Give only the number of lines in the data that contain the word "used".

_____

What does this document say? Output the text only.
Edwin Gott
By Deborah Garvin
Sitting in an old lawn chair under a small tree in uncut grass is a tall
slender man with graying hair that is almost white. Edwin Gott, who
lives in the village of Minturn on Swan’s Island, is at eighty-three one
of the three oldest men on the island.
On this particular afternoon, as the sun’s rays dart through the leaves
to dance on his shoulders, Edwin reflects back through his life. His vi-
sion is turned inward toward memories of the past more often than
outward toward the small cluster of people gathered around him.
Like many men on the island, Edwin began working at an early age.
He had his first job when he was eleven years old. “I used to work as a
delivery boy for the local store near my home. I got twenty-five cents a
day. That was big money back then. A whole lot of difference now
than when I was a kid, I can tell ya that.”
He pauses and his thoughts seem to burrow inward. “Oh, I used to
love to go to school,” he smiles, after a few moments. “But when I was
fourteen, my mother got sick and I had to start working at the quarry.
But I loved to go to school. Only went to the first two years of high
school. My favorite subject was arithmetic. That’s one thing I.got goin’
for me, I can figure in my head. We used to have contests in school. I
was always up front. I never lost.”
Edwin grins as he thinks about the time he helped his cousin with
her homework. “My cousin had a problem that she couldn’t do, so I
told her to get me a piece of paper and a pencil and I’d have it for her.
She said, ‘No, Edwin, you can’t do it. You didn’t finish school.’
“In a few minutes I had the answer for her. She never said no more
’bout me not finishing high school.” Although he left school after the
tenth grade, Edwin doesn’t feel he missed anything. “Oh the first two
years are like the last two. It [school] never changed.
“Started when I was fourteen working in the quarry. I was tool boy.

_____

- [WRITTEN RESPONSE]: 3